▸ OBJECTIVE:
Write out all of the entries exactly, please.

* start *

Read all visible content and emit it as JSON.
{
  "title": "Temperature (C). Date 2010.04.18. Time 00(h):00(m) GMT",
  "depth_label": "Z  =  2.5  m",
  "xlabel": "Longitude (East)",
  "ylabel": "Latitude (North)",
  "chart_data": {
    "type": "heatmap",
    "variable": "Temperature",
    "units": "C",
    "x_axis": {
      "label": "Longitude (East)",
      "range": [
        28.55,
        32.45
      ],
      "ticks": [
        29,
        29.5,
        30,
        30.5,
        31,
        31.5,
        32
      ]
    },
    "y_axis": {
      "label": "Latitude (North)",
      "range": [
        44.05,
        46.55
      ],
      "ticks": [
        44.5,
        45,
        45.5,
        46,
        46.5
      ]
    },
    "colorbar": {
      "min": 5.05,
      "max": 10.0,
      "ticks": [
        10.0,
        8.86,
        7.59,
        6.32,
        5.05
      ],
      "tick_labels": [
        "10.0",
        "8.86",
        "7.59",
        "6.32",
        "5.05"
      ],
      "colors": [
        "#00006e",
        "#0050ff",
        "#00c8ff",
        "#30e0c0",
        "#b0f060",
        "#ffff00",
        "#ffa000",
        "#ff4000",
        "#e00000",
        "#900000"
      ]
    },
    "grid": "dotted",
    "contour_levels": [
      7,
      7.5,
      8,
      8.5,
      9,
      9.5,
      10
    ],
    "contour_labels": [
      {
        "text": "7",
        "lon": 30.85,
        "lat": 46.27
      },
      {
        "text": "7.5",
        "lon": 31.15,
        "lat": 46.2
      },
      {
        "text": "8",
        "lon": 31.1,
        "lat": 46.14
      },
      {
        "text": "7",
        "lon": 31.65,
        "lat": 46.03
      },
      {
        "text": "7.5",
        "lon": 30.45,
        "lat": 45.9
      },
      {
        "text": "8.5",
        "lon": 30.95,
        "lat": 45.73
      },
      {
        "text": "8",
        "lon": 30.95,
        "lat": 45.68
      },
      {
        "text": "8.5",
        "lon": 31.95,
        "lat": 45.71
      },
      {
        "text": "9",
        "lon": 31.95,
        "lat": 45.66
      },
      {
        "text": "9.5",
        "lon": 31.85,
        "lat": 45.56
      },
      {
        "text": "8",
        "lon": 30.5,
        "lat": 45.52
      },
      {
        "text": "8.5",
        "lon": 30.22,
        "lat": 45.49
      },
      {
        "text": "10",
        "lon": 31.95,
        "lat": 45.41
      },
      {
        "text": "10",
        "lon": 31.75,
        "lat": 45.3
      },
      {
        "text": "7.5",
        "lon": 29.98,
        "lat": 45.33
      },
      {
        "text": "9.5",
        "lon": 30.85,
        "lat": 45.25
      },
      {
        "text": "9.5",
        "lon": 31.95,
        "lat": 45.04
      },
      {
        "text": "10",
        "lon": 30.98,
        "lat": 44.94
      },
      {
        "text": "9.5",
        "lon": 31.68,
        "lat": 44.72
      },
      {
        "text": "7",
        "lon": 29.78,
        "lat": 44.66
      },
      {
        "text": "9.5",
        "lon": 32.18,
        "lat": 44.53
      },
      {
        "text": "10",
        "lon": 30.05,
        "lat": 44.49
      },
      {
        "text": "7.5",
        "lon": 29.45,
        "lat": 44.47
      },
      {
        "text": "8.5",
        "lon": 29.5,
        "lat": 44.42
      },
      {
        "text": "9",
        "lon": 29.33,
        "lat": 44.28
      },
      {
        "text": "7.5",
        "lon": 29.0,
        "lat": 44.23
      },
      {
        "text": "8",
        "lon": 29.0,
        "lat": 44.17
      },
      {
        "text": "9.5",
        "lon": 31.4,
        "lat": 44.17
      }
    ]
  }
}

* end *

▸ FULL OUTPUT:
Read all visible content and emit it as JSON.
{
  "title": "Temperature (C). Date 2010.04.18. Time 00(h):00(m) GMT",
  "depth_label": "Z  =  2.5  m",
  "xlabel": "Longitude (East)",
  "ylabel": "Latitude (North)",
  "chart_data": {
    "type": "heatmap",
    "variable": "Temperature",
    "units": "C",
    "x_axis": {
      "label": "Longitude (East)",
      "range": [
        28.55,
        32.45
      ],
      "ticks": [
        29,
        29.5,
        30,
        30.5,
        31,
        31.5,
        32
      ]
    },
    "y_axis": {
      "label": "Latitude (North)",
      "range": [
        44.05,
        46.55
      ],
      "ticks": [
        44.5,
        45,
        45.5,
        46,
        46.5
      ]
    },
    "colorbar": {
      "min": 5.05,
      "max": 10.0,
      "ticks": [
        10.0,
        8.86,
        7.59,
        6.32,
        5.05
      ],
      "tick_labels": [
        "10.0",
        "8.86",
        "7.59",
        "6.32",
        "5.05"
      ],
      "colors": [
        "#00006e",
        "#0050ff",
        "#00c8ff",
        "#30e0c0",
        "#b0f060",
        "#ffff00",
        "#ffa000",
        "#ff4000",
        "#e00000",
        "#900000"
      ]
    },
    "grid": "dotted",
    "contour_levels": [
      7,
      7.5,
      8,
      8.5,
      9,
      9.5,
      10
    ],
    "contour_labels": [
      {
        "text": "7",
        "lon": 30.85,
        "lat": 46.27
      },
      {
        "text": "7.5",
        "lon": 31.15,
        "lat": 46.2
      },
      {
        "text": "8",
        "lon": 31.1,
        "lat": 46.14
      },
      {
        "text": "7",
        "lon": 31.65,
        "lat": 46.03
      },
      {
        "text": "7.5",
        "lon": 30.45,
        "lat": 45.9
      },
      {
        "text": "8.5",
        "lon": 30.95,
        "lat": 45.73
      },
      {
        "text": "8",
        "lon": 30.95,
        "lat": 45.68
      },
      {
        "text": "8.5",
        "lon": 31.95,
        "lat": 45.71
      },
      {
        "text": "9",
        "lon": 31.95,
        "lat": 45.66
      },
      {
        "text": "9.5",
        "lon": 31.85,
        "lat": 45.56
      },
      {
        "text": "8",
        "lon": 30.5,
        "lat": 45.52
      },
      {
        "text": "8.5",
        "lon": 30.22,
        "lat": 45.49
      },
      {
        "text": "10",
        "lon": 31.95,
        "lat": 45.41
      },
      {
        "text": "10",
        "lon": 31.75,
        "lat": 45.3
      },
      {
        "text": "7.5",
        "lon": 29.98,
        "lat": 45.33
      },
      {
        "text": "9.5",
        "lon": 30.85,
        "lat": 45.25
      },
      {
        "text": "9.5",
        "lon": 31.95,
        "lat": 45.04
      },
      {
        "text": "10",
        "lon": 30.98,
        "lat": 44.94
      },
      {
        "text": "9.5",
        "lon": 31.68,
        "lat": 44.72
      },
      {
        "text": "7",
        "lon": 29.78,
        "lat": 44.66
      },
      {
        "text": "9.5",
        "lon": 32.18,
        "lat": 44.53
      },
      {
        "text": "10",
        "lon": 30.05,
        "lat": 44.49
      },
      {
        "text": "7.5",
        "lon": 29.45,
        "lat": 44.47
      },
      {
        "text": "8.5",
        "lon": 29.5,
        "lat": 44.42
      },
      {
        "text": "9",
        "lon": 29.33,
        "lat": 44.28
      },
      {
        "text": "7.5",
        "lon": 29.0,
        "lat": 44.23
      },
      {
        "text": "8",
        "lon": 29.0,
        "lat": 44.17
      },
      {
        "text": "9.5",
        "lon": 31.4,
        "lat": 44.17
      }
    ]
  }
}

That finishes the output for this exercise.